__COMPITO RICHIESTO__
Prosegui l'articolo sulla campagna dell'AIE per gli ebook, riprendendo subito dopo l'ultima frase riportata.

__ESTRATTO DEL DOCUMENTO__
■ ■ ■ ■ ■
Se ne è discusso parecchio in queste settimane, in seguito alla campagna lanciata dall’AIE, Associazione italiana editori Un libro è un libro. Su Vibrisse, ad esempio, o su Nazione Indiana, o su quotidiani nazionali come La Stampa, o sui vari blog olit-blog parsi per le galassie della Rete.

La campagna è riscosso facili entusiasmi, come poteva essere diversamente? Ma siamo sicuri che l’ebook sia un libro?

Certo, da un punto di vista ontologico lo è: l’esperienza di lettura di un ebook è assai poco diversa da quella di un libro cartaceo (in genere a questo punto scatta il momento “odore delle pagine”, ma lasciamo perdere).

Peccato che, come si sa, un ebook non è un vero e proprio libro per il semplice motivo che quasi mai un ebook viene venduto; l’ebook viene dato “in licenza“. Non lo posso prestare, non lo posso rivendere, non lo posso regalare, dopo averlo letto, alla biblioteca comunale. L’ebook non è un oggetto sociale: non lo posso condividere nemmeno con i miei familiari. Questo, quasi sempre (se lo compro, ops, se lo prendo in licenza su Amazon, Ibs, Google, ITunes etc etc… Cioè attraverso i canali più utilizzati, quelli dove si vendono prevalentemente i libri degli editori rappresentati dall’AIE). Ovviamente l’ebook può anche essere effettivamente “venduto” (venduto? diciamo che può essere distribuito senza DRM – digital rights management, quel codice che, più o meno intrusivo, inserito all’interno del file ne determina le modalità di utilizzo), ma non credo che l’AIE avesse in mente questo tipo di ebook quando ha lanciato la sua campagna per ridurre l’IVA. Riduzione che naturalmente non si trasferirebbe in modo automatico sul prezzo finale, ma questo è – per davvero – un dettaglio. Il differenziale fra 22 e 4 percento, potrebbe essere comunque rivelarsi un vantaggio, indiretto, per il lettore: editori più ricchi potrebbero pubblicare libri migliori, curarli di più, cercarli meglio fra i potenziali esordienti. Il vantaggio culturale di ritorno è certamente difficile da quantificare, ma glielo concediamo volentieri (questo per dire che l’argomento: in Italia la penetrazione nel mercato degli ebook è molto bassa, il taglio dell’IVA le darebbe una spintarella non ha alcun fondamento: no, non cambierebbe nulla – vale comunque la pena leggere questo bell’articolo su Wired).
■ ■ ■ ■ ■
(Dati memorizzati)
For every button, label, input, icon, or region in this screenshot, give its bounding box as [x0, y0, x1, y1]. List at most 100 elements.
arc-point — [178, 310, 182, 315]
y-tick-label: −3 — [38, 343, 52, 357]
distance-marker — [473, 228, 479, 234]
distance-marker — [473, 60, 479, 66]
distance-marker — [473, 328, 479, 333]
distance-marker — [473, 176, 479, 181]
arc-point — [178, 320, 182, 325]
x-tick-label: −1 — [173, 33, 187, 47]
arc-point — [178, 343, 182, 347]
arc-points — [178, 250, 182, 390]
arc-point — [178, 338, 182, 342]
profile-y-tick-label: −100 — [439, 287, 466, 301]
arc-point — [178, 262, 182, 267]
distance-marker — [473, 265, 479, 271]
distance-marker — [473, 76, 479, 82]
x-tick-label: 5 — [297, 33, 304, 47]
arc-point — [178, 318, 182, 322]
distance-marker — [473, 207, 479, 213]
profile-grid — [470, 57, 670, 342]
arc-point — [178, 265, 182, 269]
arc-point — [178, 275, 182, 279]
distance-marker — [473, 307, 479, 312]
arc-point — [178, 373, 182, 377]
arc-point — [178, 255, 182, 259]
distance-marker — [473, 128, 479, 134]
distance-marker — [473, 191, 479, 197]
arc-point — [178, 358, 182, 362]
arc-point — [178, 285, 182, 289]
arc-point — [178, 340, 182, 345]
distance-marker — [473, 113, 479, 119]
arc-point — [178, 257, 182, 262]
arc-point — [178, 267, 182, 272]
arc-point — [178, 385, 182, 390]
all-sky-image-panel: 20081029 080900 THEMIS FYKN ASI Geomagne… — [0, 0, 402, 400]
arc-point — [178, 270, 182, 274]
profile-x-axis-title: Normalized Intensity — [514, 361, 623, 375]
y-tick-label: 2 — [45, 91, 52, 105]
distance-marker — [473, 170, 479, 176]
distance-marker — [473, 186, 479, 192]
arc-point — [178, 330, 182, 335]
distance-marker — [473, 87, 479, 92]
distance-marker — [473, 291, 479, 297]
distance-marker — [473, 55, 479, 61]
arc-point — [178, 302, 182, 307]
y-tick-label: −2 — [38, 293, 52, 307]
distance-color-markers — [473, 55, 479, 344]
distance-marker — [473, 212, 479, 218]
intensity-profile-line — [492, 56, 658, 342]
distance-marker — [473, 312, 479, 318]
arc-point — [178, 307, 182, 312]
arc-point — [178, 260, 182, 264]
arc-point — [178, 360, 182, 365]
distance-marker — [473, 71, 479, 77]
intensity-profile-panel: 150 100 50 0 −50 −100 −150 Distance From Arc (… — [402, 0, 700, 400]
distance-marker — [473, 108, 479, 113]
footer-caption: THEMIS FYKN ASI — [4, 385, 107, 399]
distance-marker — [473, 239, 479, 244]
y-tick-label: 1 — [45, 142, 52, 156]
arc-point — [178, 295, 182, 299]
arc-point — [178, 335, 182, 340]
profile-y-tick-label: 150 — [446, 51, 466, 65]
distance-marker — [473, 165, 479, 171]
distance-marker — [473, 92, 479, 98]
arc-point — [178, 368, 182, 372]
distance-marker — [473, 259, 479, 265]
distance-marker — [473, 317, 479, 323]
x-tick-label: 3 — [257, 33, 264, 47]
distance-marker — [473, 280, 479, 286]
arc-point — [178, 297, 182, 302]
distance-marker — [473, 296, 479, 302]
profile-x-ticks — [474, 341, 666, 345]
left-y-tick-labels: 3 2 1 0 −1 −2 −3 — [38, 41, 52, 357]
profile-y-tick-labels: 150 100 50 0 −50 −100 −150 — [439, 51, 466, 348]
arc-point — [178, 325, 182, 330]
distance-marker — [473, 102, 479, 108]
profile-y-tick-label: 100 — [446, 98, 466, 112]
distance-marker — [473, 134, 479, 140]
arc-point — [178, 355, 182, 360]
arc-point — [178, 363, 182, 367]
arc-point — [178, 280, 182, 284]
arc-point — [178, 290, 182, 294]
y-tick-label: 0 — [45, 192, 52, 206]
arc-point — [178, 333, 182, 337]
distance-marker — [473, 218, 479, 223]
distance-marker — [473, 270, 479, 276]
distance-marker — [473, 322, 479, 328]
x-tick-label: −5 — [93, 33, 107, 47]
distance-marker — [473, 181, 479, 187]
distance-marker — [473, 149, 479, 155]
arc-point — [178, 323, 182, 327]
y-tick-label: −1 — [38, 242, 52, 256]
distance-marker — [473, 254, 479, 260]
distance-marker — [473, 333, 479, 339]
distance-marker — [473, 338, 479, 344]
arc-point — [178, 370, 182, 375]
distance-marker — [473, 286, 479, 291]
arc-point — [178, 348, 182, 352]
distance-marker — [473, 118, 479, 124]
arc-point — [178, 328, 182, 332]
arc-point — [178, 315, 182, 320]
■ ■ ■ ■ ■
__RISULTATO DELL'ESERCIZIO__
Il problema della natura giuridica dell’ebook, tuttavia, resta. Ed è bello ingombrante. Non solo perché sui prodotti elettronici non si applica il principio cosiddetto dell’esaurimento del diritto (una volta che ti ho venduto un paio di scarpe, una lampada o un libro l’oggetto diventa tuo, io non posso vantare più alcun diritto materiale, perciò ci puoi fare quello che ti pare – nel caso del libro stiamo parlando dell’oggetto, non del suo contenuto, protetto dal diritto d’autore); ma anche perché la riduzione dell’IVA sui libri stampati costituisce una sorta di compensazione a vantaggio degli editori, non già dell’utente finale, a fronte dei rischi connessi con le copie invendute, problema che con gli ebook logicamente non si pone.

Insomma, l’impressione è che l’AIE voglia, come spesso succede, botte piena e moglie ubriaca.

Se l’ebook fosse un libro (periodo ipotetico di secondo grado) io la metterei la faccia sulla campagna dell’AIE (che ha peraltro ben poche possibilità di riuscire, dal momento che la materia è di pertinenza della commissione europea). Così no. E’ una furbata. Se poi l’AIE lanciasse la campagna per liberalizzare il prezzo dell’e-book e non congelarlo a 9,99 euro ci metterei la faccia e anche i piedi.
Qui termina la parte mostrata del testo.